Records from a data collection:
-- begin --
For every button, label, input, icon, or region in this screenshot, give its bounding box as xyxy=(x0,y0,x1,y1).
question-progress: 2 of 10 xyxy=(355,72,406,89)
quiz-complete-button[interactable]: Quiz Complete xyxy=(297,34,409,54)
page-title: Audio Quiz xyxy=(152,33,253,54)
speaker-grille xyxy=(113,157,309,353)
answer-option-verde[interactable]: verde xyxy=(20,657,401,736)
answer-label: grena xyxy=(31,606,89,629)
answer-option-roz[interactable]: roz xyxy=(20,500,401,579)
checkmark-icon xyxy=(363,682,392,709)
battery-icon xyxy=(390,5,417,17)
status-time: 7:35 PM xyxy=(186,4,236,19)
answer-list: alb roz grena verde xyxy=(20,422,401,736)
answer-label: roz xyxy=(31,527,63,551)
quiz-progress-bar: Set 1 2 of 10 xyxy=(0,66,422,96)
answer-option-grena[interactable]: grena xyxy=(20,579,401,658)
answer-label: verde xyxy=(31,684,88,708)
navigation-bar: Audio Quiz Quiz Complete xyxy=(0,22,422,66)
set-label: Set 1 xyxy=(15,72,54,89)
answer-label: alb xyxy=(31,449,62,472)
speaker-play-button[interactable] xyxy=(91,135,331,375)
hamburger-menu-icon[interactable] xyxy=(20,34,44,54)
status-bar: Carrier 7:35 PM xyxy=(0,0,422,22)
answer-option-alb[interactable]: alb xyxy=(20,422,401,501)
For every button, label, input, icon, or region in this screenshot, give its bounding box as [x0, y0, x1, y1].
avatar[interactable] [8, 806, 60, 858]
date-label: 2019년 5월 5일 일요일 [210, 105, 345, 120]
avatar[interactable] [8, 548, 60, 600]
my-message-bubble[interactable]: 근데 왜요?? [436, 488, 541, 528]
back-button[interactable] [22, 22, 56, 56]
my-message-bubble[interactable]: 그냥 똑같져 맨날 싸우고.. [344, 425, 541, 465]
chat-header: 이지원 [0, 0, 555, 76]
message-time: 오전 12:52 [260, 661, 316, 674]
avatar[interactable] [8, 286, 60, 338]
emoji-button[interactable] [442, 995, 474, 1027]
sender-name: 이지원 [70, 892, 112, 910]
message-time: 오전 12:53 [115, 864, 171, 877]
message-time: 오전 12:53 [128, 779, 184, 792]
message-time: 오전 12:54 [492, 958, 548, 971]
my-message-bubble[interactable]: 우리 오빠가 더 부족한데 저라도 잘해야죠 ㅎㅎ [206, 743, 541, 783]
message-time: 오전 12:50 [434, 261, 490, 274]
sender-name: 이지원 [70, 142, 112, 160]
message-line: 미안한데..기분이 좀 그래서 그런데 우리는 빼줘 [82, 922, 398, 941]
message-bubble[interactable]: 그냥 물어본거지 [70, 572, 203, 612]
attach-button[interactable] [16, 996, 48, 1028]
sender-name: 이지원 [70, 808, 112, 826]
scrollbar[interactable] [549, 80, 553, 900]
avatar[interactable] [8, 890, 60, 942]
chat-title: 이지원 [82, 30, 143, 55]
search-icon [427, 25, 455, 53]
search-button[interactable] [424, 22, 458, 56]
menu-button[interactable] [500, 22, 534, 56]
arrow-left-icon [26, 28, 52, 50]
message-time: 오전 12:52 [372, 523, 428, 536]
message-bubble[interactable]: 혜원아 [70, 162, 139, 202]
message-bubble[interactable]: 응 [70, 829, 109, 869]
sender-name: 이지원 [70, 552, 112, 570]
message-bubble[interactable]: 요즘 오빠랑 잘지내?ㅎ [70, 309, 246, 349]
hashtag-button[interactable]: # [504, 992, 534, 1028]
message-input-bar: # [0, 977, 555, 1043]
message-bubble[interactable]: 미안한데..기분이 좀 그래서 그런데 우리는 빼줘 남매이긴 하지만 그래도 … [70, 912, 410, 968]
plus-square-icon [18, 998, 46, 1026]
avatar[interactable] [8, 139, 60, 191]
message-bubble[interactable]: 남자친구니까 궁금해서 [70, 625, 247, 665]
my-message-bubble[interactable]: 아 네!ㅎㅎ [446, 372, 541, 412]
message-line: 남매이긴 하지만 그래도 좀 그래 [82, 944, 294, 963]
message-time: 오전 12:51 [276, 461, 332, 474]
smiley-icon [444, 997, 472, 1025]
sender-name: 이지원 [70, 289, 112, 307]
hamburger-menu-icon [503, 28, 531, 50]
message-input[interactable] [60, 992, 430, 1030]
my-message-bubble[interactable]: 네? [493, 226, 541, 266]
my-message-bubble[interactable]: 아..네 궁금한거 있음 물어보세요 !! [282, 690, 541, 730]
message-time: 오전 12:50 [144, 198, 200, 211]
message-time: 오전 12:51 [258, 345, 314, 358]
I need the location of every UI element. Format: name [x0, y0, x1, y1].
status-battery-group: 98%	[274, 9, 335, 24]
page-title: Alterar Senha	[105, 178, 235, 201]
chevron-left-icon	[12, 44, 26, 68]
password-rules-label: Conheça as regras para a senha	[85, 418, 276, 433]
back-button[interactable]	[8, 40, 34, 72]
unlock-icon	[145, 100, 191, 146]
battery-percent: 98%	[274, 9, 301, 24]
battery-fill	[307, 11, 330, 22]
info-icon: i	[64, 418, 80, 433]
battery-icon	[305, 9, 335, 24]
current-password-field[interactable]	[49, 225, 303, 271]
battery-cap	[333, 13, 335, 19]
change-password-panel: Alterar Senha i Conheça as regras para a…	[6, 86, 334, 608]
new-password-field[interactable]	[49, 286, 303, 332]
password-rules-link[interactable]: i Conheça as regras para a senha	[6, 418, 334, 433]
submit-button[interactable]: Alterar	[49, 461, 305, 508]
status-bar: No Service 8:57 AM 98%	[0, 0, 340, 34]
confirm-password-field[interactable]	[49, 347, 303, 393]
-- end --
### Written task
Can you return, copied word for word, the material from its first line up to and including the line with "answer-label: verde xyxy=(31,684,88,708)"?

### Finished answer
For every button, label, input, icon, or region in this screenshot, give its bounding box as xyxy=(x0,y0,x1,y1).
question-progress: 2 of 10 xyxy=(355,72,406,89)
quiz-complete-button[interactable]: Quiz Complete xyxy=(297,34,409,54)
page-title: Audio Quiz xyxy=(152,33,253,54)
speaker-grille xyxy=(113,157,309,353)
answer-option-verde[interactable]: verde xyxy=(20,657,401,736)
answer-label: grena xyxy=(31,606,89,629)
answer-option-roz[interactable]: roz xyxy=(20,500,401,579)
checkmark-icon xyxy=(363,682,392,709)
battery-icon xyxy=(390,5,417,17)
status-time: 7:35 PM xyxy=(186,4,236,19)
answer-list: alb roz grena verde xyxy=(20,422,401,736)
answer-label: roz xyxy=(31,527,63,551)
quiz-progress-bar: Set 1 2 of 10 xyxy=(0,66,422,96)
answer-option-grena[interactable]: grena xyxy=(20,579,401,658)
answer-label: verde xyxy=(31,684,88,708)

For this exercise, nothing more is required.